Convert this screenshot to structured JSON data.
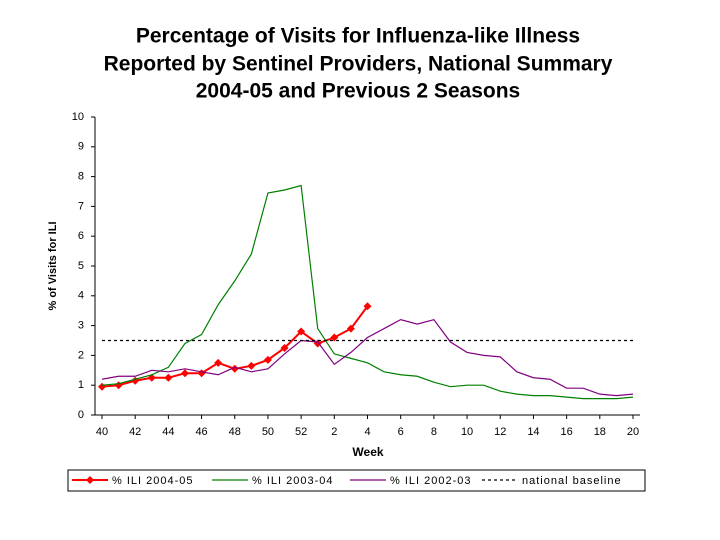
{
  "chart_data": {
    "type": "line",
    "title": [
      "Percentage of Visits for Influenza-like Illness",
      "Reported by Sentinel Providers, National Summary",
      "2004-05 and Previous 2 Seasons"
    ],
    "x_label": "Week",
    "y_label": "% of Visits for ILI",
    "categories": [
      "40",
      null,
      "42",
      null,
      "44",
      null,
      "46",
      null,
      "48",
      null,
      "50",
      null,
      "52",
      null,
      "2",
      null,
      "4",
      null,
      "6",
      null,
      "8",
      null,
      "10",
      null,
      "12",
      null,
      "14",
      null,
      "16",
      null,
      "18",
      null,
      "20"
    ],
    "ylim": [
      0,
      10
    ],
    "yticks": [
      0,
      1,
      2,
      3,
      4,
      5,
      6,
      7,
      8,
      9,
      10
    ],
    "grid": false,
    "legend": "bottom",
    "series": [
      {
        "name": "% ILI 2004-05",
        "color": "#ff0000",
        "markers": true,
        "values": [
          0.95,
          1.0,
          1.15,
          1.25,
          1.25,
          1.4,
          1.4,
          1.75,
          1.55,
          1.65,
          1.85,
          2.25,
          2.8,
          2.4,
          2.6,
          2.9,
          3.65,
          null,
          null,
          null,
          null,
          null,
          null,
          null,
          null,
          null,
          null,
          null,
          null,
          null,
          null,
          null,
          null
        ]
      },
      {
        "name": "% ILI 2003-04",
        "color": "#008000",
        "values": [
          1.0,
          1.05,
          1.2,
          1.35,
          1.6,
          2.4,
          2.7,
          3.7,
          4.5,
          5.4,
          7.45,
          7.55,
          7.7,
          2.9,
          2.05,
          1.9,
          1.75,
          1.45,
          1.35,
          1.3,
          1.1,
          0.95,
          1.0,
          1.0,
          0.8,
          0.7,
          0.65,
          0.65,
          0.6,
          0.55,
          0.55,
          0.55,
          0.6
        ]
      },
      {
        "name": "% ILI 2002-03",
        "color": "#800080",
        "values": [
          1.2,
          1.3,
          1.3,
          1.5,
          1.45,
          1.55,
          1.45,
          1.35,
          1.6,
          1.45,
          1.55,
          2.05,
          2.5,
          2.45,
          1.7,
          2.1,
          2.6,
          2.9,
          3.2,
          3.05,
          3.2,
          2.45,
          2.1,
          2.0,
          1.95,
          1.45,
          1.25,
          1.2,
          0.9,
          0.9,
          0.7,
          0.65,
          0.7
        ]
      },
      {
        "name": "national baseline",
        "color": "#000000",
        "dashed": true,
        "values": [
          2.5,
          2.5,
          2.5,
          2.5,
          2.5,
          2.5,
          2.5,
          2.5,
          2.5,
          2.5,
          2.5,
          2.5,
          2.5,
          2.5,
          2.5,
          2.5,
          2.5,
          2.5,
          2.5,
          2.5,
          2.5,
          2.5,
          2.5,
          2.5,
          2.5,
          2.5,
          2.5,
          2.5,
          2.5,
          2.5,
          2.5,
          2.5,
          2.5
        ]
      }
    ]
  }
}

━━━━━━━━━━

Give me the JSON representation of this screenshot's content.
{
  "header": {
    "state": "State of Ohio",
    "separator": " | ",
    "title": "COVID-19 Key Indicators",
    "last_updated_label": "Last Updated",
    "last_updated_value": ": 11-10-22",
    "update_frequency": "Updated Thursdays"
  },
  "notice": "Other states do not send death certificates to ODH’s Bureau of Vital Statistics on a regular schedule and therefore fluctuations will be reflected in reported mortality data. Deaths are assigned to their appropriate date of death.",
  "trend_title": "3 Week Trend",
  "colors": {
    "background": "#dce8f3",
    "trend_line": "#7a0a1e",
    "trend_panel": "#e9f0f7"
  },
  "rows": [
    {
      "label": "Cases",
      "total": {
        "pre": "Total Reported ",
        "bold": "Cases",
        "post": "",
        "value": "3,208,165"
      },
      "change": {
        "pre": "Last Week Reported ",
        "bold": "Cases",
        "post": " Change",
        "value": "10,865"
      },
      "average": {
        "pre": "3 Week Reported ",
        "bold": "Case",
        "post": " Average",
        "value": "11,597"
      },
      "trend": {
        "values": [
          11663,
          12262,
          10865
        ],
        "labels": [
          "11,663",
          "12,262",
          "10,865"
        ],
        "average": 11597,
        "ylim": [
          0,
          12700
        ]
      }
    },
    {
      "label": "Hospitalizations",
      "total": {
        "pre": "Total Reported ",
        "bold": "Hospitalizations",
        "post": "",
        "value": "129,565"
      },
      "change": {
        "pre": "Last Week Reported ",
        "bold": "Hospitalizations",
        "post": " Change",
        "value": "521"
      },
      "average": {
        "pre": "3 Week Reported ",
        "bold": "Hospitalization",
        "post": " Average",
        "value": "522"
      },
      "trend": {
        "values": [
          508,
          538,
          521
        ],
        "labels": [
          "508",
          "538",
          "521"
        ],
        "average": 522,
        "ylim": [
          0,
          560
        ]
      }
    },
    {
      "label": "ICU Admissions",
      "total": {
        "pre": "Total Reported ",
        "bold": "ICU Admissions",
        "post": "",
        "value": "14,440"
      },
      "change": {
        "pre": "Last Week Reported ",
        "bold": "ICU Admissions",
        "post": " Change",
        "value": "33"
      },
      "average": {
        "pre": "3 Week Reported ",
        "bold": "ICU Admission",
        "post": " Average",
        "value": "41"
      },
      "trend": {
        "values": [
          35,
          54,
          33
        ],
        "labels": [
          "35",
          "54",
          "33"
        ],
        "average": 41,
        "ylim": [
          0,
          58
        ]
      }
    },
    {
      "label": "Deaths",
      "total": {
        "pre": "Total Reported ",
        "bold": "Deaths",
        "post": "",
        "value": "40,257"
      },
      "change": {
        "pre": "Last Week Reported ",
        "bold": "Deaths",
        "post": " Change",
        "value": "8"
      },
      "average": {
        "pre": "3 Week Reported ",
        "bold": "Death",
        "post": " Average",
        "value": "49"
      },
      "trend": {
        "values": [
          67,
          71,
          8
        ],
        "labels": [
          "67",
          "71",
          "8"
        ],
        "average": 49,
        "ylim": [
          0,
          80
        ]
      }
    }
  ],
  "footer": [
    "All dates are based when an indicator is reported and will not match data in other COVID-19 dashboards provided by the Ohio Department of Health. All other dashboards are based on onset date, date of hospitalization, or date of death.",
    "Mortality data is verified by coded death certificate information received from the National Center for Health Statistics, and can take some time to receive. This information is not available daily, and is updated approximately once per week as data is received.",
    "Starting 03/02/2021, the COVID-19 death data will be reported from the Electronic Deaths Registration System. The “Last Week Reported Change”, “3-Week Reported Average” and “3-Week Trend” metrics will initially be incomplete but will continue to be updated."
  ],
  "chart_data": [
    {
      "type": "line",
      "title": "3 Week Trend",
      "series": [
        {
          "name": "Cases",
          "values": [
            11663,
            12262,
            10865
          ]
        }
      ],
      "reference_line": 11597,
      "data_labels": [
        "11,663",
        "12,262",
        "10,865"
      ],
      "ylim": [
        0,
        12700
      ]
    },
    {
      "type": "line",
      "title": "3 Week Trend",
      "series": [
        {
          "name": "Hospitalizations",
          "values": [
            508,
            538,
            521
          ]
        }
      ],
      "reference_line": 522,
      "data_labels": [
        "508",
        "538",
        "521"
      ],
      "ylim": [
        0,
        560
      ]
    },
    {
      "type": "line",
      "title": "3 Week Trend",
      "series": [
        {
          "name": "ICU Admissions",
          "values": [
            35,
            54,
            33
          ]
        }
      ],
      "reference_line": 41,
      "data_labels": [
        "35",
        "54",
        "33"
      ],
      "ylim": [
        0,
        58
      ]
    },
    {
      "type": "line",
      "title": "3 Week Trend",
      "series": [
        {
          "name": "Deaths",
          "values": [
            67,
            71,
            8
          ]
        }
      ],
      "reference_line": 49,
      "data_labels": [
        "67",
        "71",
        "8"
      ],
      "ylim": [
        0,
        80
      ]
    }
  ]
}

━━━━━━━━━━

■ What needs to be done: Check each line of the data above for the string "screenshot" and report only how many lines have it.

■ Full solution: 2